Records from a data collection

——————————

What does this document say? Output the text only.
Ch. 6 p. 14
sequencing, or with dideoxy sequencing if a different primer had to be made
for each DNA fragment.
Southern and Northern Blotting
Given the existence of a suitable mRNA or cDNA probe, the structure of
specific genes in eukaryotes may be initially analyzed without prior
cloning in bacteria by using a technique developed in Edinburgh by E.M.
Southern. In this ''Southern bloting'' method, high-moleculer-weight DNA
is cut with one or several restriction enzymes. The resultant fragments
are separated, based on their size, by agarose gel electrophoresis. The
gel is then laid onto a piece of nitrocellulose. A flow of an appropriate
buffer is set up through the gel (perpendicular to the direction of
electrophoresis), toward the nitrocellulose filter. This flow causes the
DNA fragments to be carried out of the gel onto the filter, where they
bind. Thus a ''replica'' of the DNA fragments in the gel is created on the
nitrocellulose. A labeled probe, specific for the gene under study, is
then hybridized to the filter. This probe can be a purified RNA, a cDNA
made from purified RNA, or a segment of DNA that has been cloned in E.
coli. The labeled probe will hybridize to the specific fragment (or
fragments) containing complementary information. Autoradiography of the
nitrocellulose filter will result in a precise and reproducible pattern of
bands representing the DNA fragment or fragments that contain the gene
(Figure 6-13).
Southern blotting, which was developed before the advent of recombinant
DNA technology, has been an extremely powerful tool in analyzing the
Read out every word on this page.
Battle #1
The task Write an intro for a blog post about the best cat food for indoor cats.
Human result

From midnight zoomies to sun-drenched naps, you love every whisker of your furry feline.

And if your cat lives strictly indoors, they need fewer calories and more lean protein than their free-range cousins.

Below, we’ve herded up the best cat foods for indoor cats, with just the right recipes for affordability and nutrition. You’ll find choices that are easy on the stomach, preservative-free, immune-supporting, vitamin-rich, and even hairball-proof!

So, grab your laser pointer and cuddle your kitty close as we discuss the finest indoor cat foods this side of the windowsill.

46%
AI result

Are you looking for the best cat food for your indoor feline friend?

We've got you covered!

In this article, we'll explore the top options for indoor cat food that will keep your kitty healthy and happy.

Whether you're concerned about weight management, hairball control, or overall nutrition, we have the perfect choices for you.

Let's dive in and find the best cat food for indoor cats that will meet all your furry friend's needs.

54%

——————————

BRIEF
Set the entries above down again, each one exactly as written.

EXERCISE ANSWER
What does this document say? Output the text only.
Ch. 6 p. 14
sequencing, or with dideoxy sequencing if a different primer had to be made
for each DNA fragment.
Southern and Northern Blotting
Given the existence of a suitable mRNA or cDNA probe, the structure of
specific genes in eukaryotes may be initially analyzed without prior
cloning in bacteria by using a technique developed in Edinburgh by E.M.
Southern. In this ''Southern bloting'' method, high-moleculer-weight DNA
is cut with one or several restriction enzymes. The resultant fragments
are separated, based on their size, by agarose gel electrophoresis. The
gel is then laid onto a piece of nitrocellulose. A flow of an appropriate
buffer is set up through the gel (perpendicular to the direction of
electrophoresis), toward the nitrocellulose filter. This flow causes the
DNA fragments to be carried out of the gel onto the filter, where they
bind. Thus a ''replica'' of the DNA fragments in the gel is created on the
nitrocellulose. A labeled probe, specific for the gene under study, is
then hybridized to the filter. This probe can be a purified RNA, a cDNA
made from purified RNA, or a segment of DNA that has been cloned in E.
coli. The labeled probe will hybridize to the specific fragment (or
fragments) containing complementary information. Autoradiography of the
nitrocellulose filter will result in a precise and reproducible pattern of
bands representing the DNA fragment or fragments that contain the gene
(Figure 6-13).
Southern blotting, which was developed before the advent of recombinant
DNA technology, has been an extremely powerful tool in analyzing the
Read out every word on this page.
Battle #1
The task Write an intro for a blog post about the best cat food for indoor cats.
Human result

From midnight zoomies to sun-drenched naps, you love every whisker of your furry feline.

And if your cat lives strictly indoors, they need fewer calories and more lean protein than their free-range cousins.

Below, we’ve herded up the best cat foods for indoor cats, with just the right recipes for affordability and nutrition. You’ll find choices that are easy on the stomach, preservative-free, immune-supporting, vitamin-rich, and even hairball-proof!

So, grab your laser pointer and cuddle your kitty close as we discuss the finest indoor cat foods this side of the windowsill.

46%
AI result

Are you looking for the best cat food for your indoor feline friend?

We've got you covered!

In this article, we'll explore the top options for indoor cat food that will keep your kitty healthy and happy.

Whether you're concerned about weight management, hairball control, or overall nutrition, we have the perfect choices for you.

Let's dive in and find the best cat food for indoor cats that will meet all your furry friend's needs.

54%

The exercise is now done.